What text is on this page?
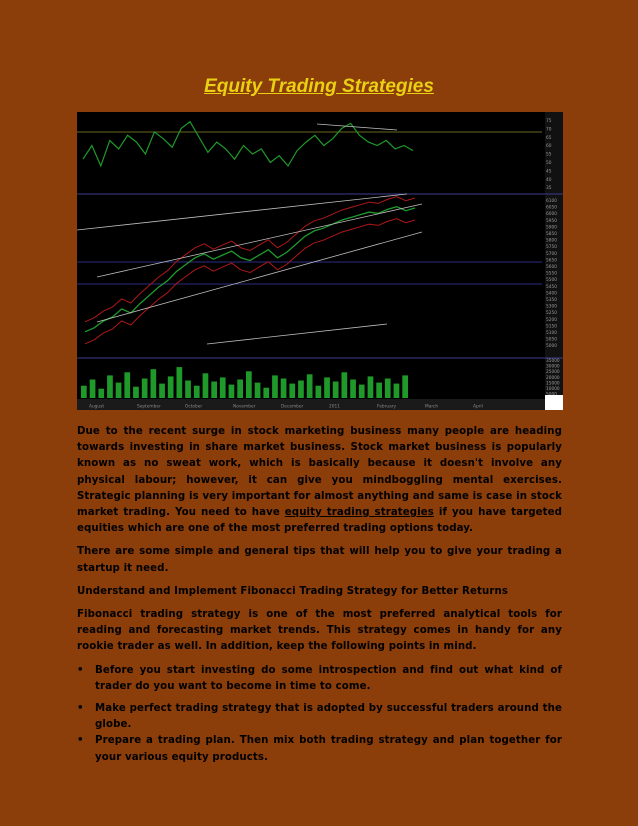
Equity Trading Strategies
75
70
65
60
55
50
45
40
35
6100
6050
6000
5950
5900
5850
5800
5750
5700
5650
5600
5550
5500
5450
5400
5350
5300
5250
5200
5150
5100
5050
5000
35000
30000
25000
20000
15000
10000
August	September	October	November	December	2011	February	March	April

Due to the recent surge in stock marketing business many people are heading towards investing in share market business. Stock market business is popularly known as no sweat work, which is basically because it doesn't involve any physical labour; however, it can give you mindboggling mental exercises. Strategic planning is very important for almost anything and same is case in stock market trading. You need to have equity trading strategies if you have targeted equities which are one of the most preferred trading options today.

There are some simple and general tips that will help you to give your trading a startup it need.

Understand and Implement Fibonacci Trading Strategy for Better Returns

Fibonacci trading strategy is one of the most preferred analytical tools for reading and forecasting market trends. This strategy comes in handy for any rookie trader as well. In addition, keep the following points in mind.

• Before you start investing do some introspection and find out what kind of trader do you want to become in time to come.
• Make perfect trading strategy that is adopted by successful traders around the globe.
• Prepare a trading plan. Then mix both trading strategy and plan together for your various equity products.
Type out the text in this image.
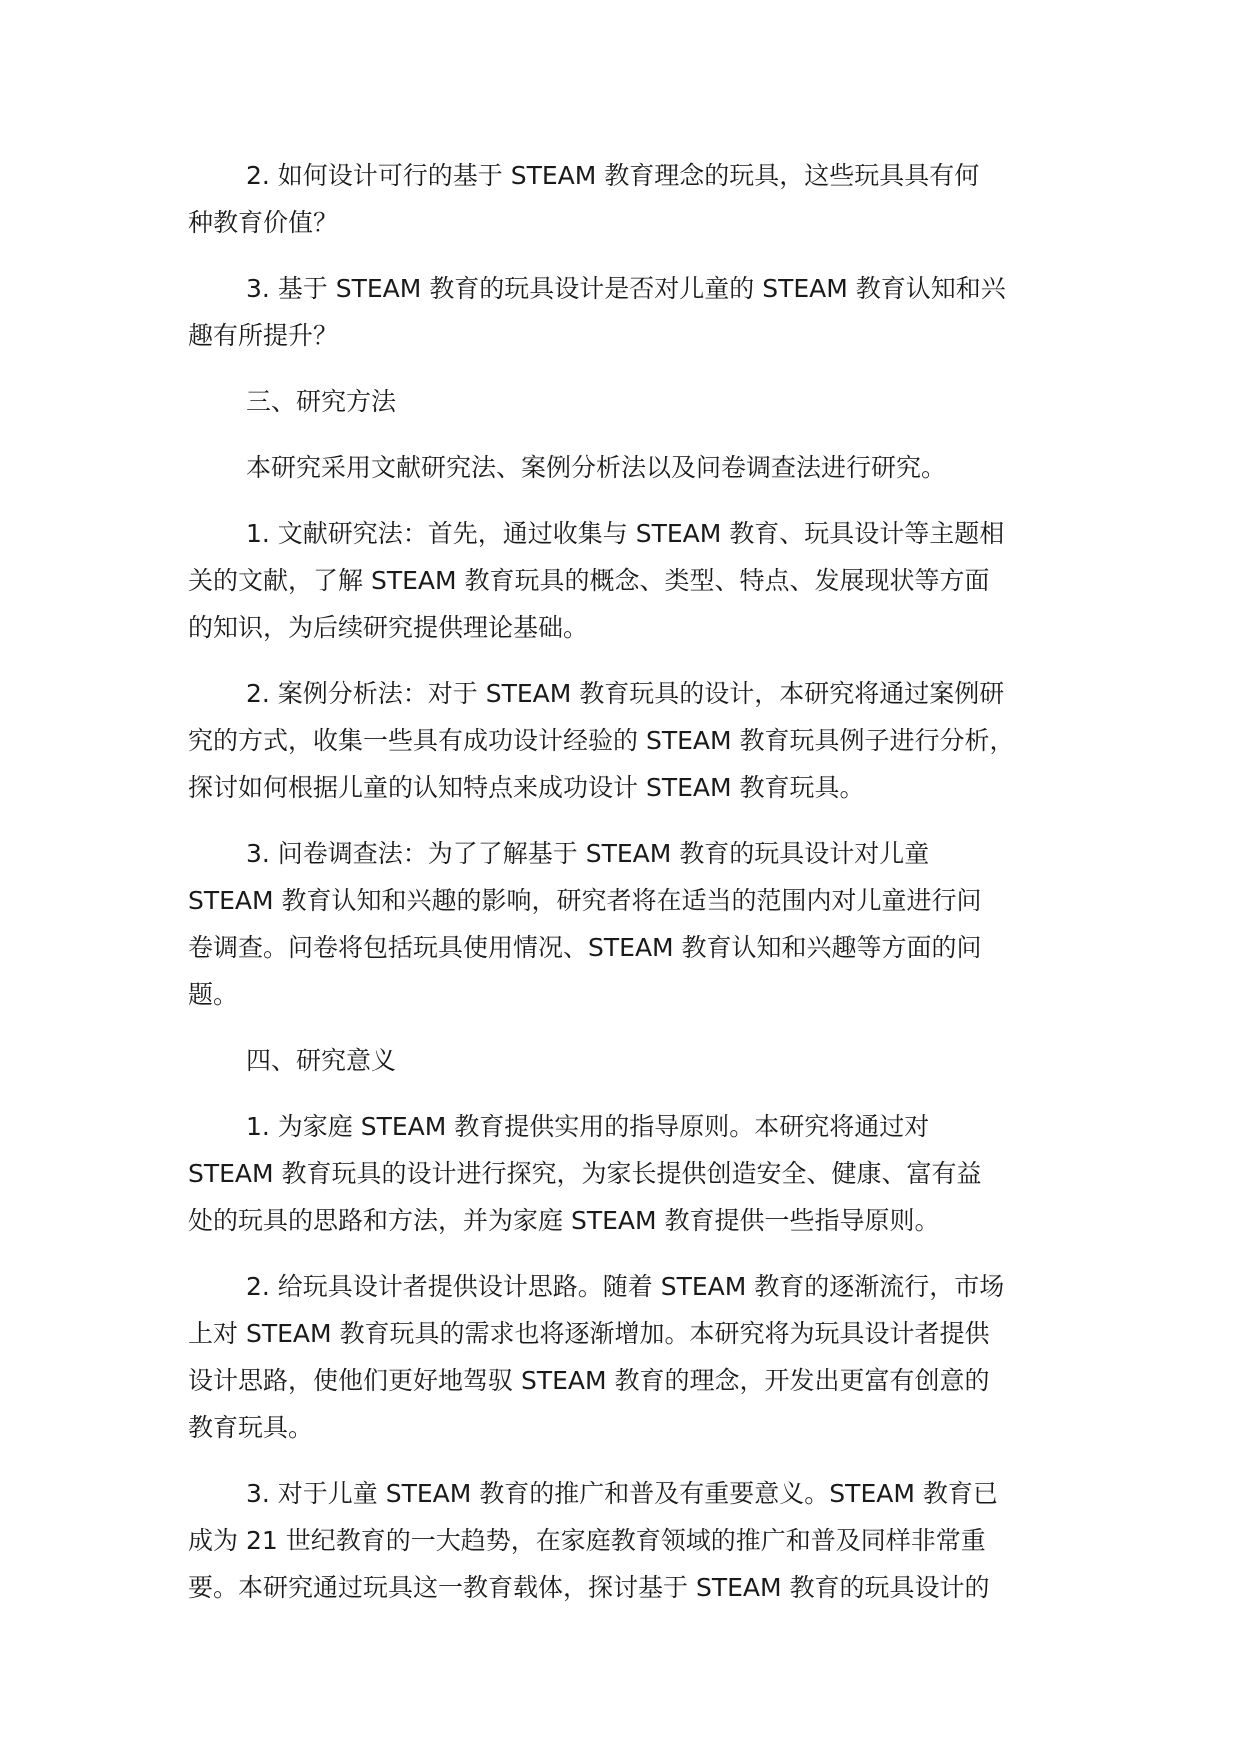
2. 如何设计可行的基于 STEAM 教育理念的玩具，这些玩具具有何
种教育价值？

3. 基于 STEAM 教育的玩具设计是否对儿童的 STEAM 教育认知和兴
趣有所提升？

三、研究方法

本研究采用文献研究法、案例分析法以及问卷调查法进行研究。

1. 文献研究法：首先，通过收集与 STEAM 教育、玩具设计等主题相
关的文献，了解 STEAM 教育玩具的概念、类型、特点、发展现状等方面
的知识，为后续研究提供理论基础。

2. 案例分析法：对于 STEAM 教育玩具的设计，本研究将通过案例研
究的方式，收集一些具有成功设计经验的 STEAM 教育玩具例子进行分析，
探讨如何根据儿童的认知特点来成功设计 STEAM 教育玩具。

3. 问卷调查法：为了了解基于 STEAM 教育的玩具设计对儿童
STEAM 教育认知和兴趣的影响，研究者将在适当的范围内对儿童进行问
卷调查。问卷将包括玩具使用情况、STEAM 教育认知和兴趣等方面的问
题。

四、研究意义

1. 为家庭 STEAM 教育提供实用的指导原则。本研究将通过对
STEAM 教育玩具的设计进行探究，为家长提供创造安全、健康、富有益
处的玩具的思路和方法，并为家庭 STEAM 教育提供一些指导原则。

2. 给玩具设计者提供设计思路。随着 STEAM 教育的逐渐流行，市场
上对 STEAM 教育玩具的需求也将逐渐增加。本研究将为玩具设计者提供
设计思路，使他们更好地驾驭 STEAM 教育的理念，开发出更富有创意的
教育玩具。

3. 对于儿童 STEAM 教育的推广和普及有重要意义。STEAM 教育已
成为 21 世纪教育的一大趋势，在家庭教育领域的推广和普及同样非常重
要。本研究通过玩具这一教育载体，探讨基于 STEAM 教育的玩具设计的
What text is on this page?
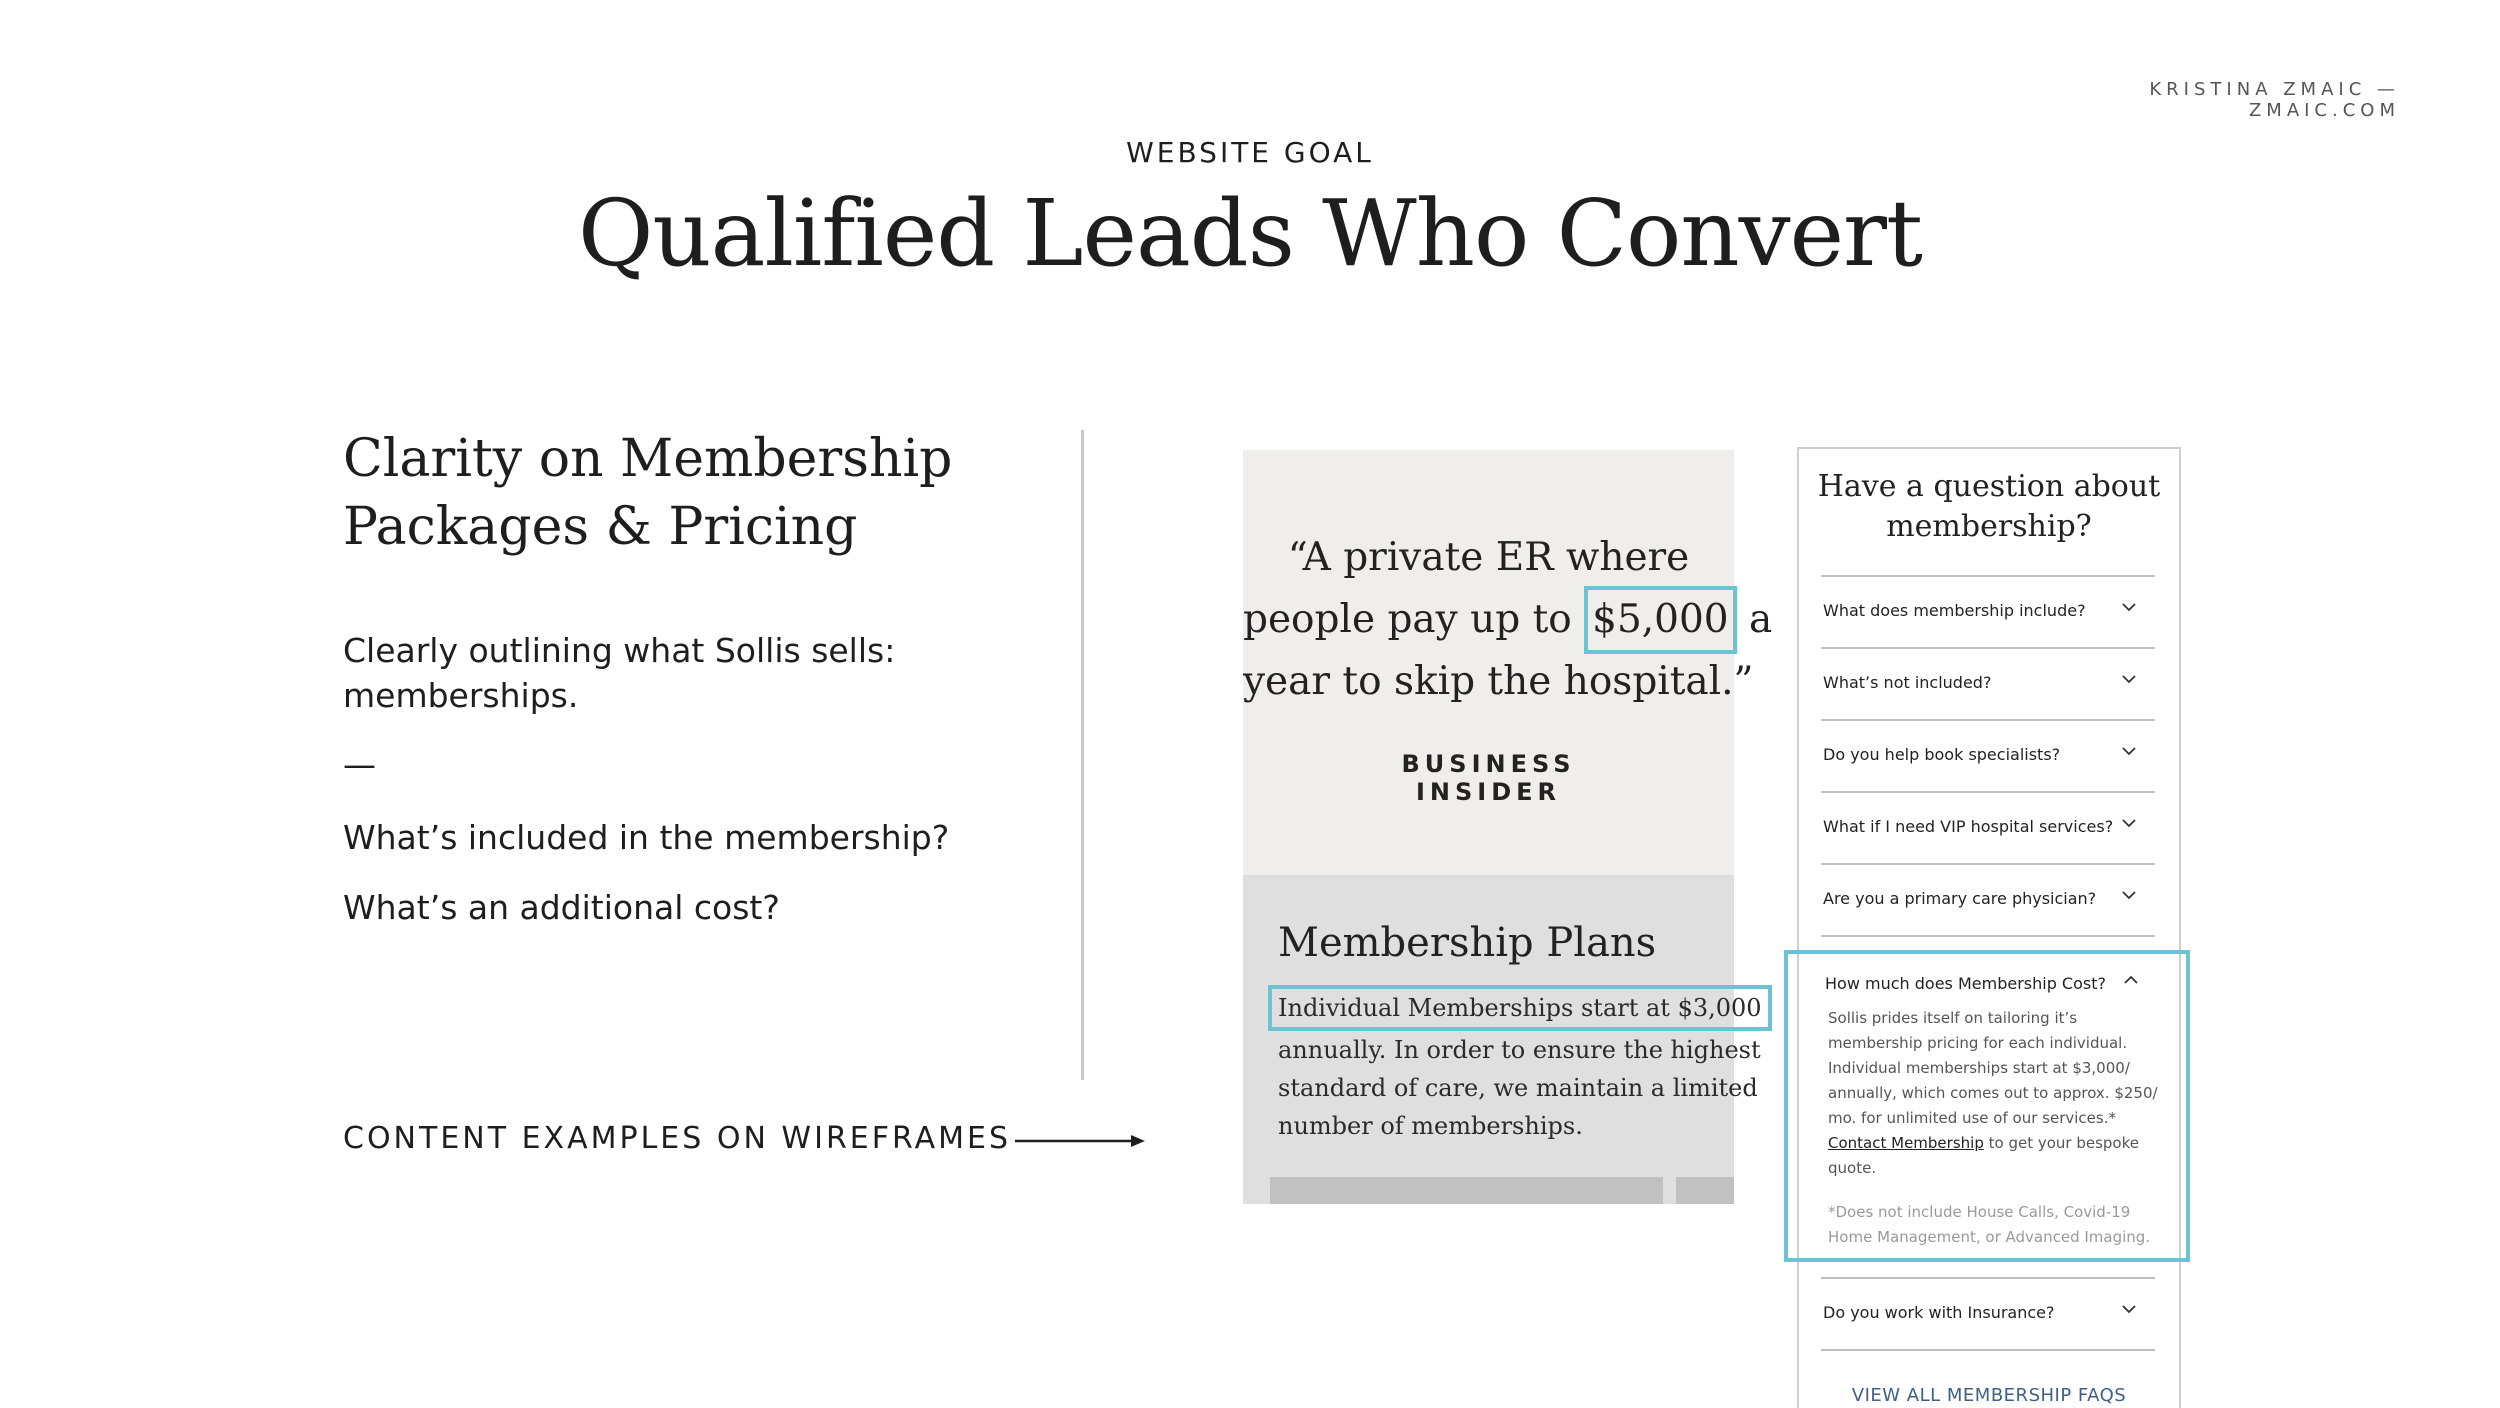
KRISTINA ZMAIC — ZMAIC.COM
WEBSITE GOAL
Qualified Leads Who Convert
Clarity on Membership
Packages & Pricing
Clearly outlining what Sollis sells: memberships.
—
What’s included in the membership?
What’s an additional cost?
CONTENT EXAMPLES ON WIREFRAMES
“A private ER where
people pay up to $5,000 a
year to skip the hospital.”
BUSINESS
INSIDER
Membership Plans
Individual Memberships start at $3,000
annually. In order to ensure the highest
standard of care, we maintain a limited
number of memberships.
Have a question about
membership?
What does membership include?
What’s not included?
Do you help book specialists?
What if I need VIP hospital services?
Are you a primary care physician?
Do you work with Insurance?
VIEW ALL MEMBERSHIP FAQS
How much does Membership Cost?
Sollis prides itself on tailoring it’s
membership pricing for each individual.
Individual memberships start at $3,000/
annually, which comes out to approx. $250/
mo. for unlimited use of our services.*
Contact Membership to get your bespoke
quote.
*Does not include House Calls, Covid-19
Home Management, or Advanced Imaging.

Work to be completed: Leave out the pictures and copy everything else in the records word for word.

Answer in full:
What text is on this page?
Equity Trading Strategies
75
70
65
60
55
50
45
40
35
6100
6050
6000
5950
5900
5850
5800
5750
5700
5650
5600
5550
5500
5450
5400
5350
5300
5250
5200
5150
5100
5050
5000
35000
30000
25000
20000
15000
10000
August	September	October	November	December	2011	February	March	April

Due to the recent surge in stock marketing business many people are heading towards investing in share market business. Stock market business is popularly known as no sweat work, which is basically because it doesn't involve any physical labour; however, it can give you mindboggling mental exercises. Strategic planning is very important for almost anything and same is case in stock market trading. You need to have equity trading strategies if you have targeted equities which are one of the most preferred trading options today.

There are some simple and general tips that will help you to give your trading a startup it need.

Understand and Implement Fibonacci Trading Strategy for Better Returns

Fibonacci trading strategy is one of the most preferred analytical tools for reading and forecasting market trends. This strategy comes in handy for any rookie trader as well. In addition, keep the following points in mind.

• Before you start investing do some introspection and find out what kind of trader do you want to become in time to come.
• Make perfect trading strategy that is adopted by successful traders around the globe.
• Prepare a trading plan. Then mix both trading strategy and plan together for your various equity products.
Type out the text in this image.
2. 如何设计可行的基于 STEAM 教育理念的玩具，这些玩具具有何
种教育价值？

3. 基于 STEAM 教育的玩具设计是否对儿童的 STEAM 教育认知和兴
趣有所提升？

三、研究方法

本研究采用文献研究法、案例分析法以及问卷调查法进行研究。

1. 文献研究法：首先，通过收集与 STEAM 教育、玩具设计等主题相
关的文献，了解 STEAM 教育玩具的概念、类型、特点、发展现状等方面
的知识，为后续研究提供理论基础。

2. 案例分析法：对于 STEAM 教育玩具的设计，本研究将通过案例研
究的方式，收集一些具有成功设计经验的 STEAM 教育玩具例子进行分析，
探讨如何根据儿童的认知特点来成功设计 STEAM 教育玩具。

3. 问卷调查法：为了了解基于 STEAM 教育的玩具设计对儿童
STEAM 教育认知和兴趣的影响，研究者将在适当的范围内对儿童进行问
卷调查。问卷将包括玩具使用情况、STEAM 教育认知和兴趣等方面的问
题。

四、研究意义

1. 为家庭 STEAM 教育提供实用的指导原则。本研究将通过对
STEAM 教育玩具的设计进行探究，为家长提供创造安全、健康、富有益
处的玩具的思路和方法，并为家庭 STEAM 教育提供一些指导原则。

2. 给玩具设计者提供设计思路。随着 STEAM 教育的逐渐流行，市场
上对 STEAM 教育玩具的需求也将逐渐增加。本研究将为玩具设计者提供
设计思路，使他们更好地驾驭 STEAM 教育的理念，开发出更富有创意的
教育玩具。

3. 对于儿童 STEAM 教育的推广和普及有重要意义。STEAM 教育已
成为 21 世纪教育的一大趋势，在家庭教育领域的推广和普及同样非常重
要。本研究通过玩具这一教育载体，探讨基于 STEAM 教育的玩具设计的
What text is on this page?
KRISTINA ZMAIC — ZMAIC.COM
WEBSITE GOAL
Qualified Leads Who Convert
Clarity on Membership
Packages & Pricing
Clearly outlining what Sollis sells: memberships.
—
What’s included in the membership?
What’s an additional cost?
CONTENT EXAMPLES ON WIREFRAMES
“A private ER where
people pay up to $5,000 a
year to skip the hospital.”
BUSINESS
INSIDER
Membership Plans
Individual Memberships start at $3,000
annually. In order to ensure the highest
standard of care, we maintain a limited
number of memberships.
Have a question about
membership?
What does membership include?
What’s not included?
Do you help book specialists?
What if I need VIP hospital services?
Are you a primary care physician?
Do you work with Insurance?
VIEW ALL MEMBERSHIP FAQS
How much does Membership Cost?
Sollis prides itself on tailoring it’s
membership pricing for each individual.
Individual memberships start at $3,000/
annually, which comes out to approx. $250/
mo. for unlimited use of our services.*
Contact Membership to get your bespoke
quote.
*Does not include House Calls, Covid-19
Home Management, or Advanced Imaging.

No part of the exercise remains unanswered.